**DIRECTIONS:** Output each line exactly as it appears, skipping any embedded picture.
** BEGIN **
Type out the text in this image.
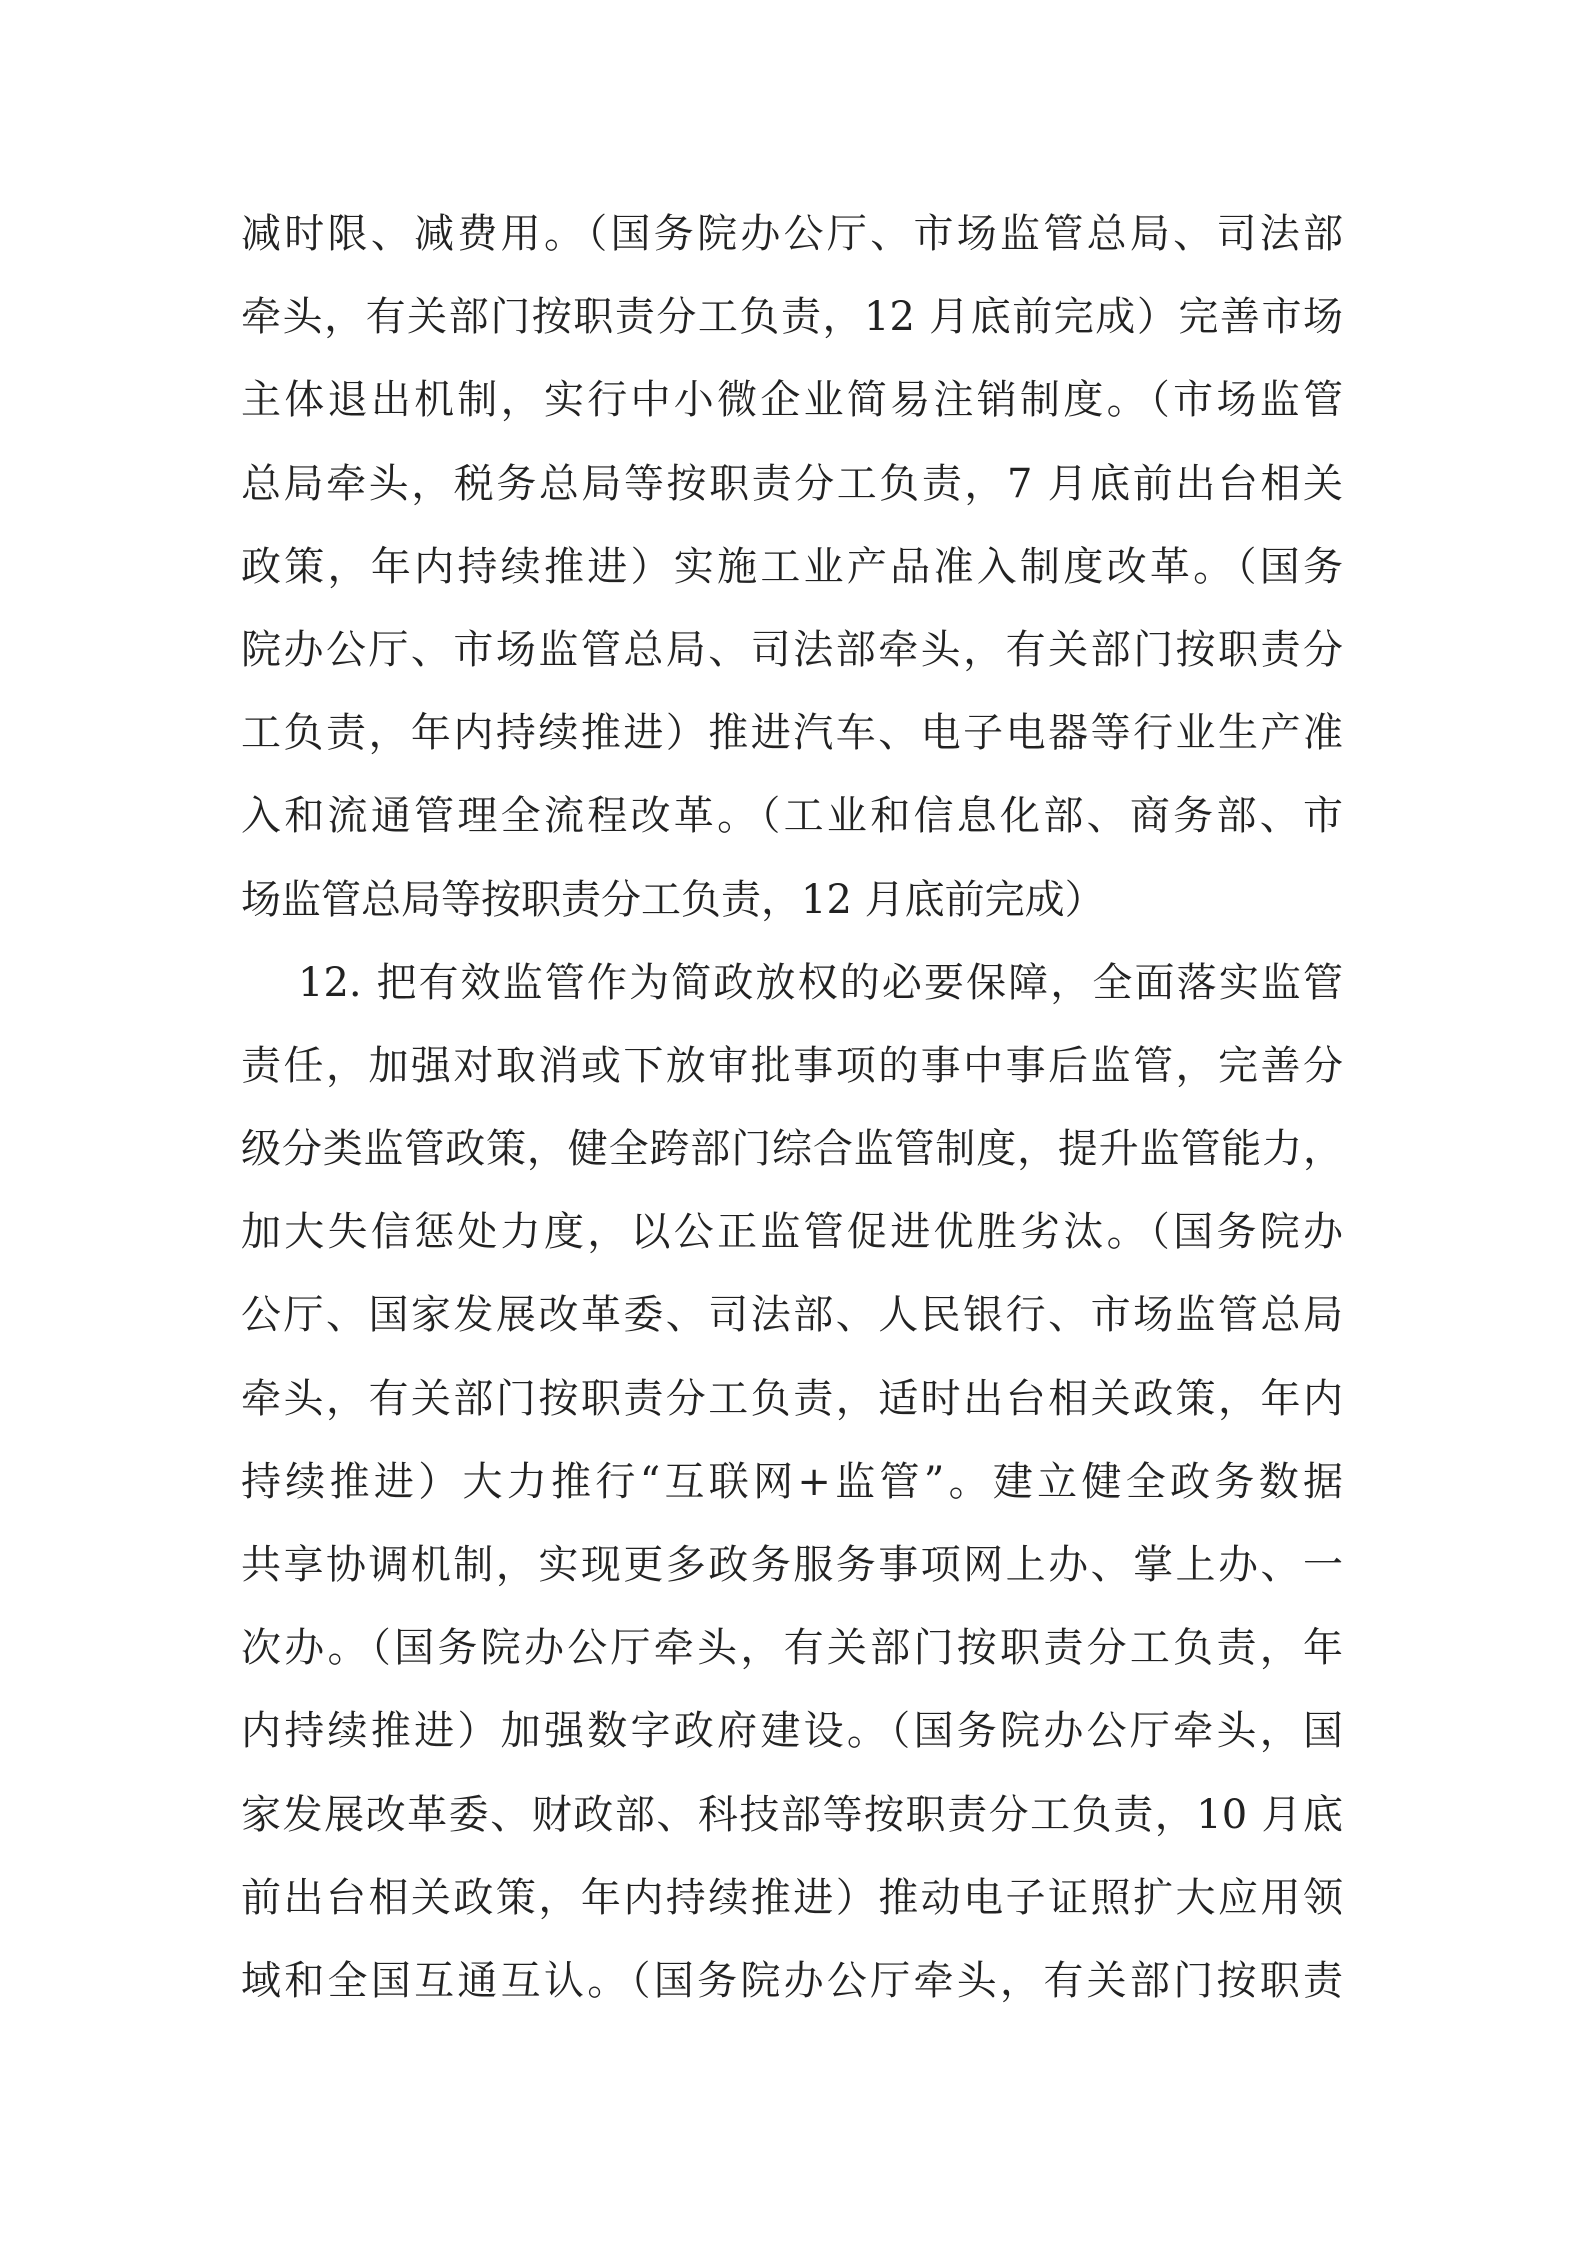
减时限、减费用。（国务院办公厅、市场监管总局、司法部
牵头，有关部门按职责分工负责，12 月底前完成）完善市场
主体退出机制，实行中小微企业简易注销制度。（市场监管
总局牵头，税务总局等按职责分工负责，7 月底前出台相关
政策，年内持续推进）实施工业产品准入制度改革。（国务
院办公厅、市场监管总局、司法部牵头，有关部门按职责分
工负责，年内持续推进）推进汽车、电子电器等行业生产准
入和流通管理全流程改革。（工业和信息化部、商务部、市
场监管总局等按职责分工负责，12 月底前完成）
12. 把有效监管作为简政放权的必要保障，全面落实监管
责任，加强对取消或下放审批事项的事中事后监管，完善分
级分类监管政策，健全跨部门综合监管制度，提升监管能力，
加大失信惩处力度，以公正监管促进优胜劣汰。（国务院办
公厅、国家发展改革委、司法部、人民银行、市场监管总局
牵头，有关部门按职责分工负责，适时出台相关政策，年内
持续推进）大力推行“互联网+监管”。建立健全政务数据
共享协调机制，实现更多政务服务事项网上办、掌上办、一
次办。（国务院办公厅牵头，有关部门按职责分工负责，年
内持续推进）加强数字政府建设。（国务院办公厅牵头，国
家发展改革委、财政部、科技部等按职责分工负责，10 月底
前出台相关政策，年内持续推进）推动电子证照扩大应用领
域和全国互通互认。（国务院办公厅牵头，有关部门按职责
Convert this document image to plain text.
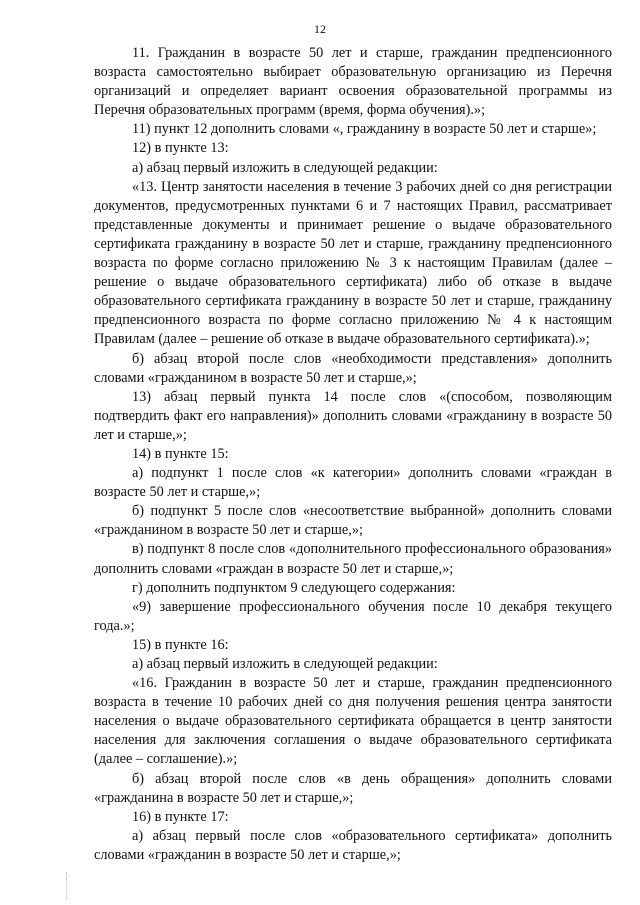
12

11. Гражданин в возрасте 50 лет и старше, гражданин предпенсионного возраста самостоятельно выбирает образовательную организацию из Перечня организаций и определяет вариант освоения образовательной программы из Перечня образовательных программ (время, форма обучения).»;

11) пункт 12 дополнить словами «, гражданину в возрасте 50 лет и старше»;

12) в пункте 13:

а) абзац первый изложить в следующей редакции:

«13. Центр занятости населения в течение 3 рабочих дней со дня регистрации документов, предусмотренных пунктами 6 и 7 настоящих Правил, рассматривает представленные документы и принимает решение о выдаче образовательного сертификата гражданину в возрасте 50 лет и старше, гражданину предпенсионного возраста по форме согласно приложению № 3 к настоящим Правилам (далее – решение о выдаче образовательного сертификата) либо об отказе в выдаче образовательного сертификата гражданину в возрасте 50 лет и старше, гражданину предпенсионного возраста по форме согласно приложению № 4 к настоящим Правилам (далее – решение об отказе в выдаче образовательного сертификата).»;

б) абзац второй после слов «необходимости представления» дополнить словами «гражданином в возрасте 50 лет и старше,»;

13) абзац первый пункта 14 после слов «(способом, позволяющим подтвердить факт его направления)» дополнить словами «гражданину в возрасте 50 лет и старше,»;

14) в пункте 15:

а) подпункт 1 после слов «к категории» дополнить словами «граждан в возрасте 50 лет и старше,»;

б) подпункт 5 после слов «несоответствие выбранной» дополнить словами «гражданином в возрасте 50 лет и старше,»;

в) подпункт 8 после слов «дополнительного профессионального образования» дополнить словами «граждан в возрасте 50 лет и старше,»;

г) дополнить подпунктом 9 следующего содержания:

«9) завершение профессионального обучения после 10 декабря текущего года.»;

15) в пункте 16:

а) абзац первый изложить в следующей редакции:

«16. Гражданин в возрасте 50 лет и старше, гражданин предпенсионного возраста в течение 10 рабочих дней со дня получения решения центра занятости населения о выдаче образовательного сертификата обращается в центр занятости населения для заключения соглашения о выдаче образовательного сертификата (далее – соглашение).»;

б) абзац второй после слов «в день обращения» дополнить словами «гражданина в возрасте 50 лет и старше,»;

16) в пункте 17:

а) абзац первый после слов «образовательного сертификата» дополнить словами «гражданин в возрасте 50 лет и старше,»;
** END **
**FINISHED ANSWER:**
Type out the text in this image.
减时限、减费用。（国务院办公厅、市场监管总局、司法部
牵头，有关部门按职责分工负责，12 月底前完成）完善市场
主体退出机制，实行中小微企业简易注销制度。（市场监管
总局牵头，税务总局等按职责分工负责，7 月底前出台相关
政策，年内持续推进）实施工业产品准入制度改革。（国务
院办公厅、市场监管总局、司法部牵头，有关部门按职责分
工负责，年内持续推进）推进汽车、电子电器等行业生产准
入和流通管理全流程改革。（工业和信息化部、商务部、市
场监管总局等按职责分工负责，12 月底前完成）
12. 把有效监管作为简政放权的必要保障，全面落实监管
责任，加强对取消或下放审批事项的事中事后监管，完善分
级分类监管政策，健全跨部门综合监管制度，提升监管能力，
加大失信惩处力度，以公正监管促进优胜劣汰。（国务院办
公厅、国家发展改革委、司法部、人民银行、市场监管总局
牵头，有关部门按职责分工负责，适时出台相关政策，年内
持续推进）大力推行“互联网+监管”。建立健全政务数据
共享协调机制，实现更多政务服务事项网上办、掌上办、一
次办。（国务院办公厅牵头，有关部门按职责分工负责，年
内持续推进）加强数字政府建设。（国务院办公厅牵头，国
家发展改革委、财政部、科技部等按职责分工负责，10 月底
前出台相关政策，年内持续推进）推动电子证照扩大应用领
域和全国互通互认。（国务院办公厅牵头，有关部门按职责
Convert this document image to plain text.
12

11. Гражданин в возрасте 50 лет и старше, гражданин предпенсионного возраста самостоятельно выбирает образовательную организацию из Перечня организаций и определяет вариант освоения образовательной программы из Перечня образовательных программ (время, форма обучения).»;

11) пункт 12 дополнить словами «, гражданину в возрасте 50 лет и старше»;

12) в пункте 13:

а) абзац первый изложить в следующей редакции:

«13. Центр занятости населения в течение 3 рабочих дней со дня регистрации документов, предусмотренных пунктами 6 и 7 настоящих Правил, рассматривает представленные документы и принимает решение о выдаче образовательного сертификата гражданину в возрасте 50 лет и старше, гражданину предпенсионного возраста по форме согласно приложению № 3 к настоящим Правилам (далее – решение о выдаче образовательного сертификата) либо об отказе в выдаче образовательного сертификата гражданину в возрасте 50 лет и старше, гражданину предпенсионного возраста по форме согласно приложению № 4 к настоящим Правилам (далее – решение об отказе в выдаче образовательного сертификата).»;

б) абзац второй после слов «необходимости представления» дополнить словами «гражданином в возрасте 50 лет и старше,»;

13) абзац первый пункта 14 после слов «(способом, позволяющим подтвердить факт его направления)» дополнить словами «гражданину в возрасте 50 лет и старше,»;

14) в пункте 15:

а) подпункт 1 после слов «к категории» дополнить словами «граждан в возрасте 50 лет и старше,»;

б) подпункт 5 после слов «несоответствие выбранной» дополнить словами «гражданином в возрасте 50 лет и старше,»;

в) подпункт 8 после слов «дополнительного профессионального образования» дополнить словами «граждан в возрасте 50 лет и старше,»;

г) дополнить подпунктом 9 следующего содержания:

«9) завершение профессионального обучения после 10 декабря текущего года.»;

15) в пункте 16:

а) абзац первый изложить в следующей редакции:

«16. Гражданин в возрасте 50 лет и старше, гражданин предпенсионного возраста в течение 10 рабочих дней со дня получения решения центра занятости населения о выдаче образовательного сертификата обращается в центр занятости населения для заключения соглашения о выдаче образовательного сертификата (далее – соглашение).»;

б) абзац второй после слов «в день обращения» дополнить словами «гражданина в возрасте 50 лет и старше,»;

16) в пункте 17:

а) абзац первый после слов «образовательного сертификата» дополнить словами «гражданин в возрасте 50 лет и старше,»;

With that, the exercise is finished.